Items listed in a dataset
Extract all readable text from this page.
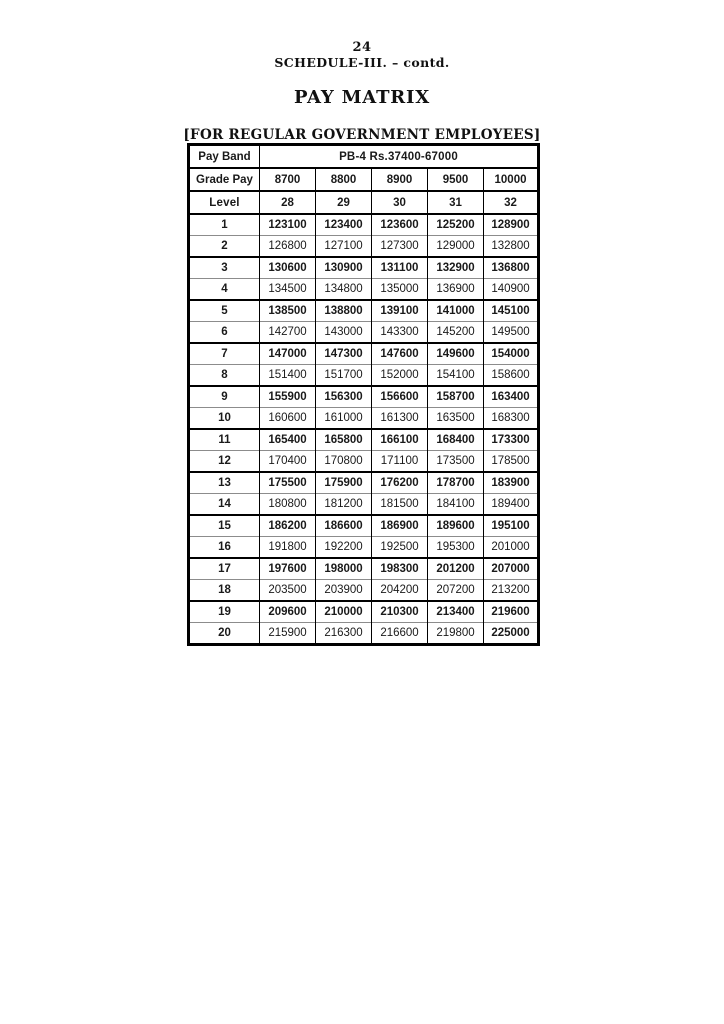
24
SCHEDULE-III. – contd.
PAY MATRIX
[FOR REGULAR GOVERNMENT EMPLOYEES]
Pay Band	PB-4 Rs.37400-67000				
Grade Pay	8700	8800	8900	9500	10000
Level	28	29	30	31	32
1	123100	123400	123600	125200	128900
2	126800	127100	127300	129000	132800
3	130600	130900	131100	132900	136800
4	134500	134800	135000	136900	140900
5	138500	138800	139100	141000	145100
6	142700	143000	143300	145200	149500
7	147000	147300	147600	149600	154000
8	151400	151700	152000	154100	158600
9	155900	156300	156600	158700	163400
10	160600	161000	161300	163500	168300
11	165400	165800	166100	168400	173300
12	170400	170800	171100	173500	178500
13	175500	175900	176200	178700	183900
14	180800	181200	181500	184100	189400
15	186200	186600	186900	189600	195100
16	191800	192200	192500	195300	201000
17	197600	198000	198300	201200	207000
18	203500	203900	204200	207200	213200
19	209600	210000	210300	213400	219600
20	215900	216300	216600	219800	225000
--
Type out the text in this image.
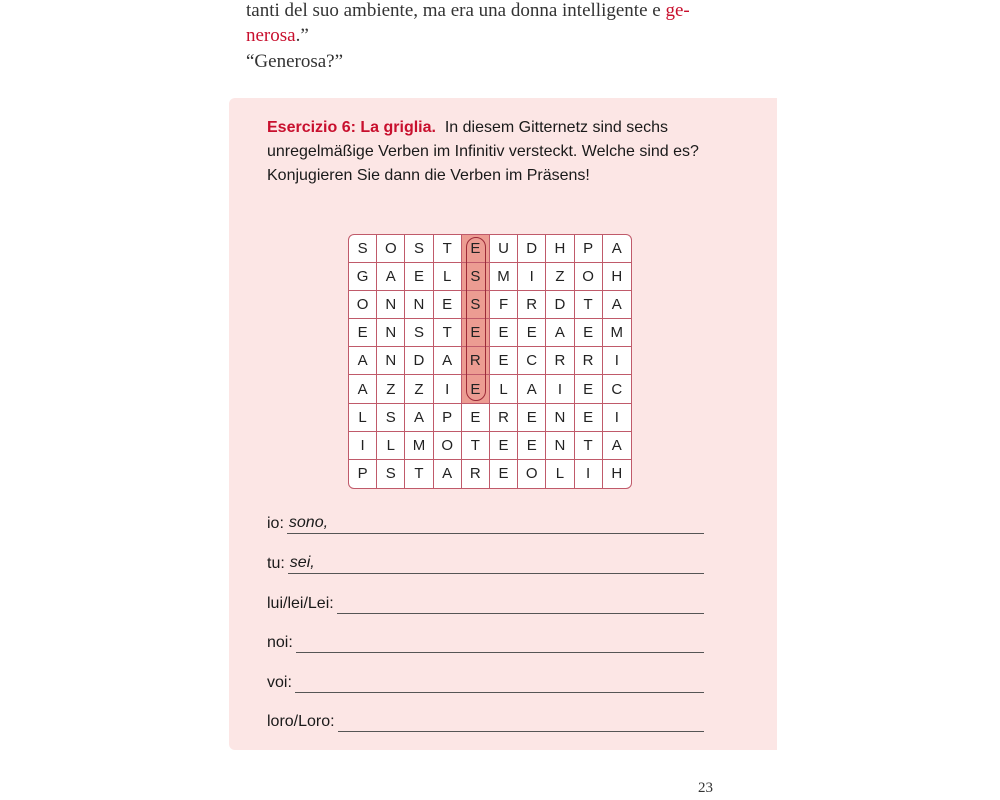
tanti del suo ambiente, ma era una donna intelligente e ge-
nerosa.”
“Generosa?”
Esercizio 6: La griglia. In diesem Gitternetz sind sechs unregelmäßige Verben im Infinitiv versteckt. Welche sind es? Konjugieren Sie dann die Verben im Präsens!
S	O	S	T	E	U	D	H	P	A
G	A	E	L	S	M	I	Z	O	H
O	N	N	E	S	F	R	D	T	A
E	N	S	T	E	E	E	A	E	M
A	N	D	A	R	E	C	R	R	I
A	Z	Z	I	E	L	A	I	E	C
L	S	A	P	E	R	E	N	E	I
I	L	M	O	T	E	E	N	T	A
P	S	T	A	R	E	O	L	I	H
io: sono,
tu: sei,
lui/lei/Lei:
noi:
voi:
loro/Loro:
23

▶ [WHAT TO DO]
Pick out all lines from the data above in which the word "this" appears.

▶ [CORRECT OUTPUT]
Extract all readable text from this page.
Type out the text in this image.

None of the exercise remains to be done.